[Dataset items]
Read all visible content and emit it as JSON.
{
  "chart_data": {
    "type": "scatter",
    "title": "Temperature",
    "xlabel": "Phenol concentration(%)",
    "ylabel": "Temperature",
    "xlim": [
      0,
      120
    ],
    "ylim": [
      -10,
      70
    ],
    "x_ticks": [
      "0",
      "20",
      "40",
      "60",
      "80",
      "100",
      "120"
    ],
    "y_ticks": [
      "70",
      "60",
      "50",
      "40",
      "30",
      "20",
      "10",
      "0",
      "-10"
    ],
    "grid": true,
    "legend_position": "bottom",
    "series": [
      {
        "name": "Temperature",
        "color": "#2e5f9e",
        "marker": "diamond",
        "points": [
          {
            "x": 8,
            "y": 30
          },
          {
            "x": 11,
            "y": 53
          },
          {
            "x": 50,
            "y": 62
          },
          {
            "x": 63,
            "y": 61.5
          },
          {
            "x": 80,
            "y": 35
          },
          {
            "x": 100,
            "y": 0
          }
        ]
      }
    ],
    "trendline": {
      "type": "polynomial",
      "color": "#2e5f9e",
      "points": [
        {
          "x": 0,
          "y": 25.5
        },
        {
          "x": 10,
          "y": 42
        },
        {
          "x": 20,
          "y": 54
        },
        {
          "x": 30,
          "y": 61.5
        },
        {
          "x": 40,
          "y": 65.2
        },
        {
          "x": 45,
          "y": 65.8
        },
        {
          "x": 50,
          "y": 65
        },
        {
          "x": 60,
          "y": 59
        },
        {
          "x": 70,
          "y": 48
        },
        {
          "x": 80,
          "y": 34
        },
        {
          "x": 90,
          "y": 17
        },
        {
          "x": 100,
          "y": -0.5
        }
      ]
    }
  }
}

EXERCISE PROMPT —
Your task is to quote the listing above word for word.

WRITTEN ANSWER —
Read all visible content and emit it as JSON.
{
  "chart_data": {
    "type": "scatter",
    "title": "Temperature",
    "xlabel": "Phenol concentration(%)",
    "ylabel": "Temperature",
    "xlim": [
      0,
      120
    ],
    "ylim": [
      -10,
      70
    ],
    "x_ticks": [
      "0",
      "20",
      "40",
      "60",
      "80",
      "100",
      "120"
    ],
    "y_ticks": [
      "70",
      "60",
      "50",
      "40",
      "30",
      "20",
      "10",
      "0",
      "-10"
    ],
    "grid": true,
    "legend_position": "bottom",
    "series": [
      {
        "name": "Temperature",
        "color": "#2e5f9e",
        "marker": "diamond",
        "points": [
          {
            "x": 8,
            "y": 30
          },
          {
            "x": 11,
            "y": 53
          },
          {
            "x": 50,
            "y": 62
          },
          {
            "x": 63,
            "y": 61.5
          },
          {
            "x": 80,
            "y": 35
          },
          {
            "x": 100,
            "y": 0
          }
        ]
      }
    ],
    "trendline": {
      "type": "polynomial",
      "color": "#2e5f9e",
      "points": [
        {
          "x": 0,
          "y": 25.5
        },
        {
          "x": 10,
          "y": 42
        },
        {
          "x": 20,
          "y": 54
        },
        {
          "x": 30,
          "y": 61.5
        },
        {
          "x": 40,
          "y": 65.2
        },
        {
          "x": 45,
          "y": 65.8
        },
        {
          "x": 50,
          "y": 65
        },
        {
          "x": 60,
          "y": 59
        },
        {
          "x": 70,
          "y": 48
        },
        {
          "x": 80,
          "y": 34
        },
        {
          "x": 90,
          "y": 17
        },
        {
          "x": 100,
          "y": -0.5
        }
      ]
    }
  }
}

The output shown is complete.